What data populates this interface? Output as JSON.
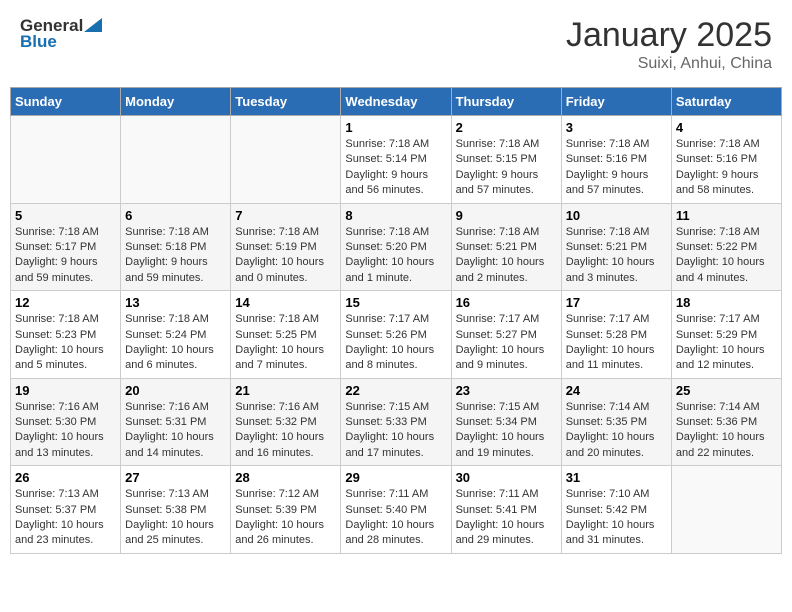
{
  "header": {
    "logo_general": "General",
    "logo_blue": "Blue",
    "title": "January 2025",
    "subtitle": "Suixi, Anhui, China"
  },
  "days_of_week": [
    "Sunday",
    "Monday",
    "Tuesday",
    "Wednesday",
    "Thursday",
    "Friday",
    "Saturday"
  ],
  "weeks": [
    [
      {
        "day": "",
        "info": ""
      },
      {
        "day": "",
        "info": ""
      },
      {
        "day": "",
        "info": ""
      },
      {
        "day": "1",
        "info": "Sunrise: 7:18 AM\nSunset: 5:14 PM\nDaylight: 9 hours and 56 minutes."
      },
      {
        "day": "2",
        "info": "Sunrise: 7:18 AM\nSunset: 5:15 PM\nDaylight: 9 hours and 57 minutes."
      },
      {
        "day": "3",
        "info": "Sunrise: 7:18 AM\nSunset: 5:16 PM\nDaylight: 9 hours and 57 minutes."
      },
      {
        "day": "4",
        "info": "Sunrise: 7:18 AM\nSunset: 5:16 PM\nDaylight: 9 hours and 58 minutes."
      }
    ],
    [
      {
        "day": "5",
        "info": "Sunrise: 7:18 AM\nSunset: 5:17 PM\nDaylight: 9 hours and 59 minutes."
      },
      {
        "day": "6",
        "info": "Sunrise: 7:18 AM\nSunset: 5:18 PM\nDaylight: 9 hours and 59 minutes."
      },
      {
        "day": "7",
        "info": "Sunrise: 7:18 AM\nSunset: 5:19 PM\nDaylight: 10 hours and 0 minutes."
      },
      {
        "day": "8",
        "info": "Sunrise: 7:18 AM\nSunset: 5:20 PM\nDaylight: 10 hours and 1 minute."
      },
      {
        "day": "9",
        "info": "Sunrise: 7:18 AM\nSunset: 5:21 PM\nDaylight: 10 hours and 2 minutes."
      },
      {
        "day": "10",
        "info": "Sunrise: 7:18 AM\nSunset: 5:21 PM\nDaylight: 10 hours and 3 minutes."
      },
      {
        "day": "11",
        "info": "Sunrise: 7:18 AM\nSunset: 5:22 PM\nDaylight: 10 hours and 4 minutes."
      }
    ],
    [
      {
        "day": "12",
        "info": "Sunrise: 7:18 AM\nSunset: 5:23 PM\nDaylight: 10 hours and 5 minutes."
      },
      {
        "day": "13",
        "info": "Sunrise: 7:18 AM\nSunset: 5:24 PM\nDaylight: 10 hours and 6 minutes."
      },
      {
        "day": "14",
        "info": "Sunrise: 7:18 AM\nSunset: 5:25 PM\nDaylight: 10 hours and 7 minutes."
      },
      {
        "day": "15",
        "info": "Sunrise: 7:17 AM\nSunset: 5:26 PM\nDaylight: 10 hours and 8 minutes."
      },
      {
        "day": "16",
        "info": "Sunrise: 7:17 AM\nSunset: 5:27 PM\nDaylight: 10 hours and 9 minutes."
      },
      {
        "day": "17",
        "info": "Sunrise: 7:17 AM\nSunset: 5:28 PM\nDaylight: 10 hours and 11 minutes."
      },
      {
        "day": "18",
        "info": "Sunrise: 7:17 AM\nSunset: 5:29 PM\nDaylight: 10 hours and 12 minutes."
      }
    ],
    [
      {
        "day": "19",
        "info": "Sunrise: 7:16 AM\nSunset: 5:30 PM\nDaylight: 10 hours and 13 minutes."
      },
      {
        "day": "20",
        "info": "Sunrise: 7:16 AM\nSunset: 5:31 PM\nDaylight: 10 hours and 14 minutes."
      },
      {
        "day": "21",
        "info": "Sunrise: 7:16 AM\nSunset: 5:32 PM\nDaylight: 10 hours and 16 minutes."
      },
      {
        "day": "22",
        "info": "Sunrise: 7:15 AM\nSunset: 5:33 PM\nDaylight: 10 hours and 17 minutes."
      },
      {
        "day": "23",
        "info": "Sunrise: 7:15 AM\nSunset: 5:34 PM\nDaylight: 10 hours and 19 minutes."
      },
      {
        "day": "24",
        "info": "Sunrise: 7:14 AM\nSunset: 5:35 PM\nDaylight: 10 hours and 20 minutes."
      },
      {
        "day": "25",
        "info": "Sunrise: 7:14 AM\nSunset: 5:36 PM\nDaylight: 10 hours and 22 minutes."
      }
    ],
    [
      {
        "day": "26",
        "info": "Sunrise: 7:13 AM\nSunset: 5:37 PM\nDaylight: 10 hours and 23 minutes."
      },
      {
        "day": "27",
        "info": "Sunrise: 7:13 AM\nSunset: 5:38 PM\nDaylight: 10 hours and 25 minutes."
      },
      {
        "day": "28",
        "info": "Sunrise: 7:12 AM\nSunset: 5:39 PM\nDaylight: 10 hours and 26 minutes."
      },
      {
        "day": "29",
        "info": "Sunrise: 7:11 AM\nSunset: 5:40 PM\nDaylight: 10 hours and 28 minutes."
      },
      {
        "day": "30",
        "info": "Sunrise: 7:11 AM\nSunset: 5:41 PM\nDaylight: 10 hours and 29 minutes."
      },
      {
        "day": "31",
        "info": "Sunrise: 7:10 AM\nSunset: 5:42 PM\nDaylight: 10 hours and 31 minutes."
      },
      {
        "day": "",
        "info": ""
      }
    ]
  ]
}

§ Aim of the exercise: Transcribe every line from the records above without alteration, and leave out the images.

§ The answer:
What data populates this interface? Output as JSON.
{
  "header": {
    "logo_general": "General",
    "logo_blue": "Blue",
    "title": "January 2025",
    "subtitle": "Suixi, Anhui, China"
  },
  "days_of_week": [
    "Sunday",
    "Monday",
    "Tuesday",
    "Wednesday",
    "Thursday",
    "Friday",
    "Saturday"
  ],
  "weeks": [
    [
      {
        "day": "",
        "info": ""
      },
      {
        "day": "",
        "info": ""
      },
      {
        "day": "",
        "info": ""
      },
      {
        "day": "1",
        "info": "Sunrise: 7:18 AM\nSunset: 5:14 PM\nDaylight: 9 hours and 56 minutes."
      },
      {
        "day": "2",
        "info": "Sunrise: 7:18 AM\nSunset: 5:15 PM\nDaylight: 9 hours and 57 minutes."
      },
      {
        "day": "3",
        "info": "Sunrise: 7:18 AM\nSunset: 5:16 PM\nDaylight: 9 hours and 57 minutes."
      },
      {
        "day": "4",
        "info": "Sunrise: 7:18 AM\nSunset: 5:16 PM\nDaylight: 9 hours and 58 minutes."
      }
    ],
    [
      {
        "day": "5",
        "info": "Sunrise: 7:18 AM\nSunset: 5:17 PM\nDaylight: 9 hours and 59 minutes."
      },
      {
        "day": "6",
        "info": "Sunrise: 7:18 AM\nSunset: 5:18 PM\nDaylight: 9 hours and 59 minutes."
      },
      {
        "day": "7",
        "info": "Sunrise: 7:18 AM\nSunset: 5:19 PM\nDaylight: 10 hours and 0 minutes."
      },
      {
        "day": "8",
        "info": "Sunrise: 7:18 AM\nSunset: 5:20 PM\nDaylight: 10 hours and 1 minute."
      },
      {
        "day": "9",
        "info": "Sunrise: 7:18 AM\nSunset: 5:21 PM\nDaylight: 10 hours and 2 minutes."
      },
      {
        "day": "10",
        "info": "Sunrise: 7:18 AM\nSunset: 5:21 PM\nDaylight: 10 hours and 3 minutes."
      },
      {
        "day": "11",
        "info": "Sunrise: 7:18 AM\nSunset: 5:22 PM\nDaylight: 10 hours and 4 minutes."
      }
    ],
    [
      {
        "day": "12",
        "info": "Sunrise: 7:18 AM\nSunset: 5:23 PM\nDaylight: 10 hours and 5 minutes."
      },
      {
        "day": "13",
        "info": "Sunrise: 7:18 AM\nSunset: 5:24 PM\nDaylight: 10 hours and 6 minutes."
      },
      {
        "day": "14",
        "info": "Sunrise: 7:18 AM\nSunset: 5:25 PM\nDaylight: 10 hours and 7 minutes."
      },
      {
        "day": "15",
        "info": "Sunrise: 7:17 AM\nSunset: 5:26 PM\nDaylight: 10 hours and 8 minutes."
      },
      {
        "day": "16",
        "info": "Sunrise: 7:17 AM\nSunset: 5:27 PM\nDaylight: 10 hours and 9 minutes."
      },
      {
        "day": "17",
        "info": "Sunrise: 7:17 AM\nSunset: 5:28 PM\nDaylight: 10 hours and 11 minutes."
      },
      {
        "day": "18",
        "info": "Sunrise: 7:17 AM\nSunset: 5:29 PM\nDaylight: 10 hours and 12 minutes."
      }
    ],
    [
      {
        "day": "19",
        "info": "Sunrise: 7:16 AM\nSunset: 5:30 PM\nDaylight: 10 hours and 13 minutes."
      },
      {
        "day": "20",
        "info": "Sunrise: 7:16 AM\nSunset: 5:31 PM\nDaylight: 10 hours and 14 minutes."
      },
      {
        "day": "21",
        "info": "Sunrise: 7:16 AM\nSunset: 5:32 PM\nDaylight: 10 hours and 16 minutes."
      },
      {
        "day": "22",
        "info": "Sunrise: 7:15 AM\nSunset: 5:33 PM\nDaylight: 10 hours and 17 minutes."
      },
      {
        "day": "23",
        "info": "Sunrise: 7:15 AM\nSunset: 5:34 PM\nDaylight: 10 hours and 19 minutes."
      },
      {
        "day": "24",
        "info": "Sunrise: 7:14 AM\nSunset: 5:35 PM\nDaylight: 10 hours and 20 minutes."
      },
      {
        "day": "25",
        "info": "Sunrise: 7:14 AM\nSunset: 5:36 PM\nDaylight: 10 hours and 22 minutes."
      }
    ],
    [
      {
        "day": "26",
        "info": "Sunrise: 7:13 AM\nSunset: 5:37 PM\nDaylight: 10 hours and 23 minutes."
      },
      {
        "day": "27",
        "info": "Sunrise: 7:13 AM\nSunset: 5:38 PM\nDaylight: 10 hours and 25 minutes."
      },
      {
        "day": "28",
        "info": "Sunrise: 7:12 AM\nSunset: 5:39 PM\nDaylight: 10 hours and 26 minutes."
      },
      {
        "day": "29",
        "info": "Sunrise: 7:11 AM\nSunset: 5:40 PM\nDaylight: 10 hours and 28 minutes."
      },
      {
        "day": "30",
        "info": "Sunrise: 7:11 AM\nSunset: 5:41 PM\nDaylight: 10 hours and 29 minutes."
      },
      {
        "day": "31",
        "info": "Sunrise: 7:10 AM\nSunset: 5:42 PM\nDaylight: 10 hours and 31 minutes."
      },
      {
        "day": "",
        "info": ""
      }
    ]
  ]
}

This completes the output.